### Your task
Copy out the listing that follows exactly, dropping every picture.

====== Record list ======

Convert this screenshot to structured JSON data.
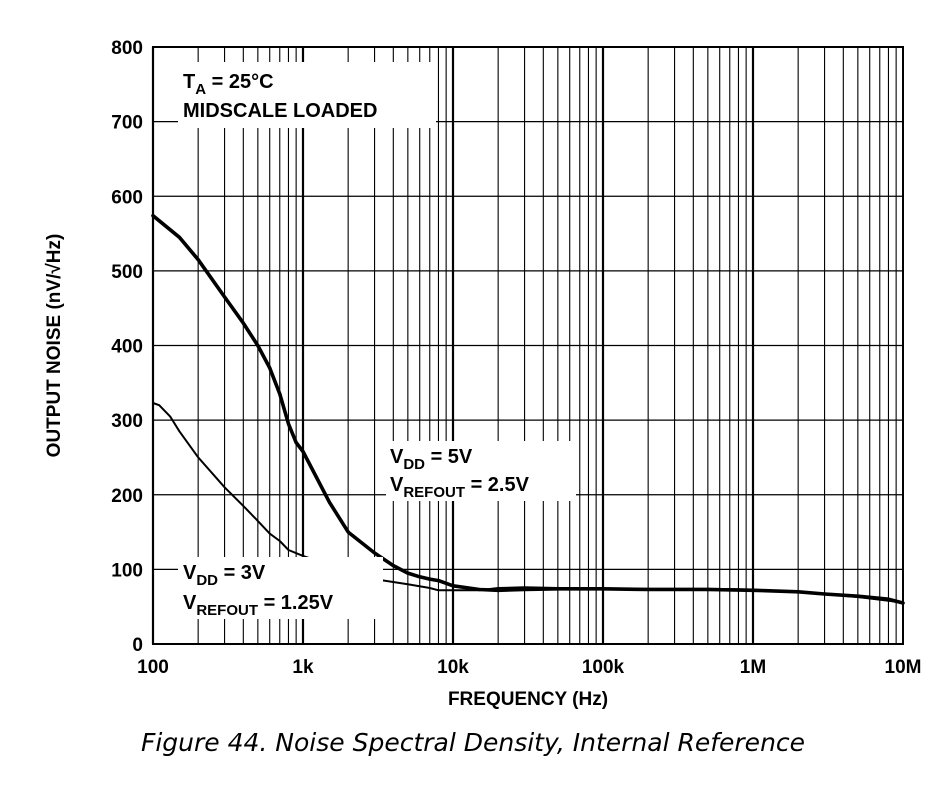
{
  "caption": "Figure 44. Noise Spectral Density, Internal Reference",
  "chart_data": {
    "type": "line",
    "title": "",
    "xlabel": "FREQUENCY (Hz)",
    "ylabel": "OUTPUT NOISE (nV/√Hz)",
    "xscale": "log",
    "xlim": [
      100,
      10000000
    ],
    "ylim": [
      0,
      800
    ],
    "grid": true,
    "x_ticks": [
      100,
      1000,
      10000,
      100000,
      1000000,
      10000000
    ],
    "x_tick_labels": [
      "100",
      "1k",
      "10k",
      "100k",
      "1M",
      "10M"
    ],
    "y_ticks": [
      0,
      100,
      200,
      300,
      400,
      500,
      600,
      700,
      800
    ],
    "y_tick_labels": [
      "0",
      "100",
      "200",
      "300",
      "400",
      "500",
      "600",
      "700",
      "800"
    ],
    "annotations": {
      "conditions": {
        "line1_main": "T",
        "line1_sub": "A",
        "line1_rest": " = 25°C",
        "line2": "MIDSCALE LOADED"
      },
      "series_5v": {
        "vdd_main": "V",
        "vdd_sub": "DD",
        "vdd_rest": " = 5V",
        "ref_main": "V",
        "ref_sub": "REFOUT",
        "ref_rest": " = 2.5V"
      },
      "series_3v": {
        "vdd_main": "V",
        "vdd_sub": "DD",
        "vdd_rest": " = 3V",
        "ref_main": "V",
        "ref_sub": "REFOUT",
        "ref_rest": " = 1.25V"
      }
    },
    "series": [
      {
        "key": "vdd_5v",
        "color": "#000000",
        "width": 3.6,
        "points": [
          [
            100,
            574
          ],
          [
            150,
            545
          ],
          [
            200,
            515
          ],
          [
            300,
            465
          ],
          [
            400,
            430
          ],
          [
            500,
            400
          ],
          [
            600,
            370
          ],
          [
            700,
            335
          ],
          [
            800,
            295
          ],
          [
            900,
            270
          ],
          [
            1000,
            258
          ],
          [
            1500,
            190
          ],
          [
            2000,
            150
          ],
          [
            3000,
            122
          ],
          [
            4000,
            105
          ],
          [
            5000,
            95
          ],
          [
            6000,
            90
          ],
          [
            7000,
            87
          ],
          [
            8000,
            85
          ],
          [
            10000,
            78
          ],
          [
            15000,
            73
          ],
          [
            20000,
            72
          ],
          [
            30000,
            73
          ],
          [
            50000,
            74
          ],
          [
            100000,
            74
          ],
          [
            200000,
            73
          ],
          [
            500000,
            73
          ],
          [
            1000000,
            72
          ],
          [
            2000000,
            70
          ],
          [
            3000000,
            67
          ],
          [
            5000000,
            64
          ],
          [
            8000000,
            60
          ],
          [
            10000000,
            55
          ]
        ]
      },
      {
        "key": "vdd_3v",
        "color": "#000000",
        "width": 2.0,
        "points": [
          [
            100,
            323
          ],
          [
            110,
            320
          ],
          [
            130,
            305
          ],
          [
            150,
            285
          ],
          [
            200,
            250
          ],
          [
            300,
            210
          ],
          [
            400,
            185
          ],
          [
            500,
            165
          ],
          [
            600,
            148
          ],
          [
            700,
            138
          ],
          [
            800,
            126
          ],
          [
            1000,
            118
          ],
          [
            1500,
            106
          ],
          [
            2000,
            96
          ],
          [
            3000,
            87
          ],
          [
            5000,
            80
          ],
          [
            7000,
            75
          ],
          [
            8000,
            72
          ],
          [
            10000,
            72
          ],
          [
            15000,
            72
          ],
          [
            20000,
            75
          ],
          [
            30000,
            76
          ],
          [
            50000,
            75
          ],
          [
            100000,
            74
          ],
          [
            200000,
            74
          ],
          [
            500000,
            74
          ],
          [
            1000000,
            73
          ],
          [
            2000000,
            70
          ],
          [
            5000000,
            63
          ],
          [
            8000000,
            58
          ],
          [
            10000000,
            55
          ]
        ]
      }
    ]
  }
}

======

### Response
Convert this screenshot to structured JSON data.
{
  "caption": "Figure 44. Noise Spectral Density, Internal Reference",
  "chart_data": {
    "type": "line",
    "title": "",
    "xlabel": "FREQUENCY (Hz)",
    "ylabel": "OUTPUT NOISE (nV/√Hz)",
    "xscale": "log",
    "xlim": [
      100,
      10000000
    ],
    "ylim": [
      0,
      800
    ],
    "grid": true,
    "x_ticks": [
      100,
      1000,
      10000,
      100000,
      1000000,
      10000000
    ],
    "x_tick_labels": [
      "100",
      "1k",
      "10k",
      "100k",
      "1M",
      "10M"
    ],
    "y_ticks": [
      0,
      100,
      200,
      300,
      400,
      500,
      600,
      700,
      800
    ],
    "y_tick_labels": [
      "0",
      "100",
      "200",
      "300",
      "400",
      "500",
      "600",
      "700",
      "800"
    ],
    "annotations": {
      "conditions": {
        "line1_main": "T",
        "line1_sub": "A",
        "line1_rest": " = 25°C",
        "line2": "MIDSCALE LOADED"
      },
      "series_5v": {
        "vdd_main": "V",
        "vdd_sub": "DD",
        "vdd_rest": " = 5V",
        "ref_main": "V",
        "ref_sub": "REFOUT",
        "ref_rest": " = 2.5V"
      },
      "series_3v": {
        "vdd_main": "V",
        "vdd_sub": "DD",
        "vdd_rest": " = 3V",
        "ref_main": "V",
        "ref_sub": "REFOUT",
        "ref_rest": " = 1.25V"
      }
    },
    "series": [
      {
        "key": "vdd_5v",
        "color": "#000000",
        "width": 3.6,
        "points": [
          [
            100,
            574
          ],
          [
            150,
            545
          ],
          [
            200,
            515
          ],
          [
            300,
            465
          ],
          [
            400,
            430
          ],
          [
            500,
            400
          ],
          [
            600,
            370
          ],
          [
            700,
            335
          ],
          [
            800,
            295
          ],
          [
            900,
            270
          ],
          [
            1000,
            258
          ],
          [
            1500,
            190
          ],
          [
            2000,
            150
          ],
          [
            3000,
            122
          ],
          [
            4000,
            105
          ],
          [
            5000,
            95
          ],
          [
            6000,
            90
          ],
          [
            7000,
            87
          ],
          [
            8000,
            85
          ],
          [
            10000,
            78
          ],
          [
            15000,
            73
          ],
          [
            20000,
            72
          ],
          [
            30000,
            73
          ],
          [
            50000,
            74
          ],
          [
            100000,
            74
          ],
          [
            200000,
            73
          ],
          [
            500000,
            73
          ],
          [
            1000000,
            72
          ],
          [
            2000000,
            70
          ],
          [
            3000000,
            67
          ],
          [
            5000000,
            64
          ],
          [
            8000000,
            60
          ],
          [
            10000000,
            55
          ]
        ]
      },
      {
        "key": "vdd_3v",
        "color": "#000000",
        "width": 2.0,
        "points": [
          [
            100,
            323
          ],
          [
            110,
            320
          ],
          [
            130,
            305
          ],
          [
            150,
            285
          ],
          [
            200,
            250
          ],
          [
            300,
            210
          ],
          [
            400,
            185
          ],
          [
            500,
            165
          ],
          [
            600,
            148
          ],
          [
            700,
            138
          ],
          [
            800,
            126
          ],
          [
            1000,
            118
          ],
          [
            1500,
            106
          ],
          [
            2000,
            96
          ],
          [
            3000,
            87
          ],
          [
            5000,
            80
          ],
          [
            7000,
            75
          ],
          [
            8000,
            72
          ],
          [
            10000,
            72
          ],
          [
            15000,
            72
          ],
          [
            20000,
            75
          ],
          [
            30000,
            76
          ],
          [
            50000,
            75
          ],
          [
            100000,
            74
          ],
          [
            200000,
            74
          ],
          [
            500000,
            74
          ],
          [
            1000000,
            73
          ],
          [
            2000000,
            70
          ],
          [
            5000000,
            63
          ],
          [
            8000000,
            58
          ],
          [
            10000000,
            55
          ]
        ]
      }
    ]
  }
}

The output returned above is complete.